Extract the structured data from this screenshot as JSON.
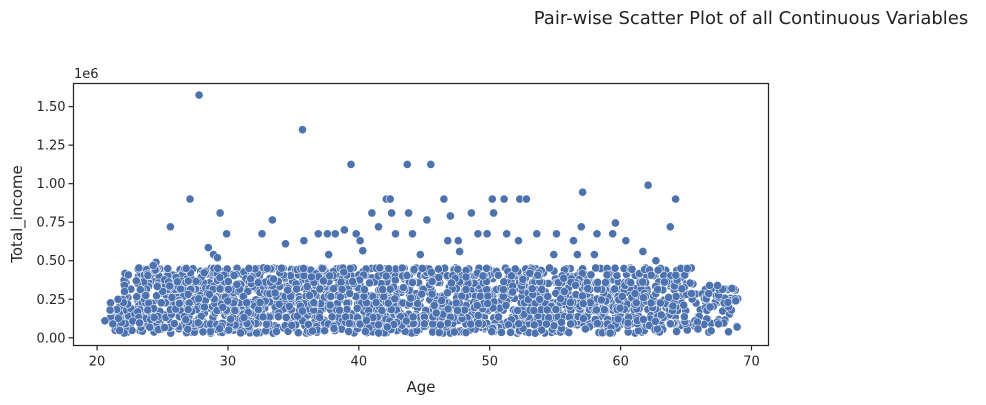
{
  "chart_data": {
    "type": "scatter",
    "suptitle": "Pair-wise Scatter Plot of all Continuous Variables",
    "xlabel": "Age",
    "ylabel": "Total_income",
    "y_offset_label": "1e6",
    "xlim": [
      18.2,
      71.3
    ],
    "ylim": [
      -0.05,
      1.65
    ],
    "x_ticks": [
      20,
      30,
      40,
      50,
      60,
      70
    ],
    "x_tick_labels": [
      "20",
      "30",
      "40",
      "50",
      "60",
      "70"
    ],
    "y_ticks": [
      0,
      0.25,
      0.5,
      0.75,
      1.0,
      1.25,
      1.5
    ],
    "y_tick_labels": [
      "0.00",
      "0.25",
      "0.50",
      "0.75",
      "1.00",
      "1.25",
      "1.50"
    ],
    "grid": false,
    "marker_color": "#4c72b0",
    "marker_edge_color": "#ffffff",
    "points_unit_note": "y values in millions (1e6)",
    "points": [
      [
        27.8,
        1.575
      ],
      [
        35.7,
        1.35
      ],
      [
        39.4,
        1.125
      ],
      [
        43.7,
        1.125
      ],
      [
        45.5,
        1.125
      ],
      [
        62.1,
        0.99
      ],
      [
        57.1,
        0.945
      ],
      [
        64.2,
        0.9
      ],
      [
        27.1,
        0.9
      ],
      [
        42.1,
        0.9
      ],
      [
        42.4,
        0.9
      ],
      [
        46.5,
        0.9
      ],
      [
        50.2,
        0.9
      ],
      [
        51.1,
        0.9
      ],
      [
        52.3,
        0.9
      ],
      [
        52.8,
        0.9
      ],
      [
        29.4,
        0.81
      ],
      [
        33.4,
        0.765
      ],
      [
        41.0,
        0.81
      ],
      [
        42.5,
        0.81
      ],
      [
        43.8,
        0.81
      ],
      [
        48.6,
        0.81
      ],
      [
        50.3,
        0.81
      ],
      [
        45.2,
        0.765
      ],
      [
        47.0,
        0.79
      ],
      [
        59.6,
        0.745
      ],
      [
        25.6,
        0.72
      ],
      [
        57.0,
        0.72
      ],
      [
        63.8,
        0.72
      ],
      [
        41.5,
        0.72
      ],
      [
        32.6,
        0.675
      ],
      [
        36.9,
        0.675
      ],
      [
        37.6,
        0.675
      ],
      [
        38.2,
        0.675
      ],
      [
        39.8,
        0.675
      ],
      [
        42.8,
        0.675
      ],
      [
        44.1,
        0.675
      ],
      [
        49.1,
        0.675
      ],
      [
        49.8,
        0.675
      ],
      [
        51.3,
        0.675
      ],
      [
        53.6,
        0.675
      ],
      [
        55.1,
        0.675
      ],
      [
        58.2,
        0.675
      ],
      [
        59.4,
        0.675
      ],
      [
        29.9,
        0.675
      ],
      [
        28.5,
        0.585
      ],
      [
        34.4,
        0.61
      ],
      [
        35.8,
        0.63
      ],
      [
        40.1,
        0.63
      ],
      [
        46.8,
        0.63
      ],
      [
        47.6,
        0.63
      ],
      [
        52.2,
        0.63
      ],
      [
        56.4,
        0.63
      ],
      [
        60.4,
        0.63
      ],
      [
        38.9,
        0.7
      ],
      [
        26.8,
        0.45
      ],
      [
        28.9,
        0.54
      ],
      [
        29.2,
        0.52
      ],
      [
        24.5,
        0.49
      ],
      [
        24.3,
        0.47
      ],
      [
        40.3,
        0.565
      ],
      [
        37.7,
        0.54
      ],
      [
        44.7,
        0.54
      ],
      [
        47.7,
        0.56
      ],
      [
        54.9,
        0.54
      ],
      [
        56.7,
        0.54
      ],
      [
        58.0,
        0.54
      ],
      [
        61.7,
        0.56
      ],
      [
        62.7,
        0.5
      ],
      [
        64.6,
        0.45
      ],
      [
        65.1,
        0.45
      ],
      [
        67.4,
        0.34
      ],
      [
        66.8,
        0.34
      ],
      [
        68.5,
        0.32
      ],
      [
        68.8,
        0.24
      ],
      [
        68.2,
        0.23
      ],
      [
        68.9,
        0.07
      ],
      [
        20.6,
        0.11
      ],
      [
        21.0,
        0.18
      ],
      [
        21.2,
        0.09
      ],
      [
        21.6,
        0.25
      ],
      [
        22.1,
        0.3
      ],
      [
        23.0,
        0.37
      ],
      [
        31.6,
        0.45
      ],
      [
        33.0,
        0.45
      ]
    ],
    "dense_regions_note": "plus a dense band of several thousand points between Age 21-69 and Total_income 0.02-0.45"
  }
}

TO DO>
Repeat each entry exactly as given; no pictures belong in the copy.

ANSWER TO THIS PROBLEM>
Extract the structured data from this screenshot as JSON.
{
  "chart_data": {
    "type": "scatter",
    "suptitle": "Pair-wise Scatter Plot of all Continuous Variables",
    "xlabel": "Age",
    "ylabel": "Total_income",
    "y_offset_label": "1e6",
    "xlim": [
      18.2,
      71.3
    ],
    "ylim": [
      -0.05,
      1.65
    ],
    "x_ticks": [
      20,
      30,
      40,
      50,
      60,
      70
    ],
    "x_tick_labels": [
      "20",
      "30",
      "40",
      "50",
      "60",
      "70"
    ],
    "y_ticks": [
      0,
      0.25,
      0.5,
      0.75,
      1.0,
      1.25,
      1.5
    ],
    "y_tick_labels": [
      "0.00",
      "0.25",
      "0.50",
      "0.75",
      "1.00",
      "1.25",
      "1.50"
    ],
    "grid": false,
    "marker_color": "#4c72b0",
    "marker_edge_color": "#ffffff",
    "points_unit_note": "y values in millions (1e6)",
    "points": [
      [
        27.8,
        1.575
      ],
      [
        35.7,
        1.35
      ],
      [
        39.4,
        1.125
      ],
      [
        43.7,
        1.125
      ],
      [
        45.5,
        1.125
      ],
      [
        62.1,
        0.99
      ],
      [
        57.1,
        0.945
      ],
      [
        64.2,
        0.9
      ],
      [
        27.1,
        0.9
      ],
      [
        42.1,
        0.9
      ],
      [
        42.4,
        0.9
      ],
      [
        46.5,
        0.9
      ],
      [
        50.2,
        0.9
      ],
      [
        51.1,
        0.9
      ],
      [
        52.3,
        0.9
      ],
      [
        52.8,
        0.9
      ],
      [
        29.4,
        0.81
      ],
      [
        33.4,
        0.765
      ],
      [
        41.0,
        0.81
      ],
      [
        42.5,
        0.81
      ],
      [
        43.8,
        0.81
      ],
      [
        48.6,
        0.81
      ],
      [
        50.3,
        0.81
      ],
      [
        45.2,
        0.765
      ],
      [
        47.0,
        0.79
      ],
      [
        59.6,
        0.745
      ],
      [
        25.6,
        0.72
      ],
      [
        57.0,
        0.72
      ],
      [
        63.8,
        0.72
      ],
      [
        41.5,
        0.72
      ],
      [
        32.6,
        0.675
      ],
      [
        36.9,
        0.675
      ],
      [
        37.6,
        0.675
      ],
      [
        38.2,
        0.675
      ],
      [
        39.8,
        0.675
      ],
      [
        42.8,
        0.675
      ],
      [
        44.1,
        0.675
      ],
      [
        49.1,
        0.675
      ],
      [
        49.8,
        0.675
      ],
      [
        51.3,
        0.675
      ],
      [
        53.6,
        0.675
      ],
      [
        55.1,
        0.675
      ],
      [
        58.2,
        0.675
      ],
      [
        59.4,
        0.675
      ],
      [
        29.9,
        0.675
      ],
      [
        28.5,
        0.585
      ],
      [
        34.4,
        0.61
      ],
      [
        35.8,
        0.63
      ],
      [
        40.1,
        0.63
      ],
      [
        46.8,
        0.63
      ],
      [
        47.6,
        0.63
      ],
      [
        52.2,
        0.63
      ],
      [
        56.4,
        0.63
      ],
      [
        60.4,
        0.63
      ],
      [
        38.9,
        0.7
      ],
      [
        26.8,
        0.45
      ],
      [
        28.9,
        0.54
      ],
      [
        29.2,
        0.52
      ],
      [
        24.5,
        0.49
      ],
      [
        24.3,
        0.47
      ],
      [
        40.3,
        0.565
      ],
      [
        37.7,
        0.54
      ],
      [
        44.7,
        0.54
      ],
      [
        47.7,
        0.56
      ],
      [
        54.9,
        0.54
      ],
      [
        56.7,
        0.54
      ],
      [
        58.0,
        0.54
      ],
      [
        61.7,
        0.56
      ],
      [
        62.7,
        0.5
      ],
      [
        64.6,
        0.45
      ],
      [
        65.1,
        0.45
      ],
      [
        67.4,
        0.34
      ],
      [
        66.8,
        0.34
      ],
      [
        68.5,
        0.32
      ],
      [
        68.8,
        0.24
      ],
      [
        68.2,
        0.23
      ],
      [
        68.9,
        0.07
      ],
      [
        20.6,
        0.11
      ],
      [
        21.0,
        0.18
      ],
      [
        21.2,
        0.09
      ],
      [
        21.6,
        0.25
      ],
      [
        22.1,
        0.3
      ],
      [
        23.0,
        0.37
      ],
      [
        31.6,
        0.45
      ],
      [
        33.0,
        0.45
      ]
    ],
    "dense_regions_note": "plus a dense band of several thousand points between Age 21-69 and Total_income 0.02-0.45"
  }
}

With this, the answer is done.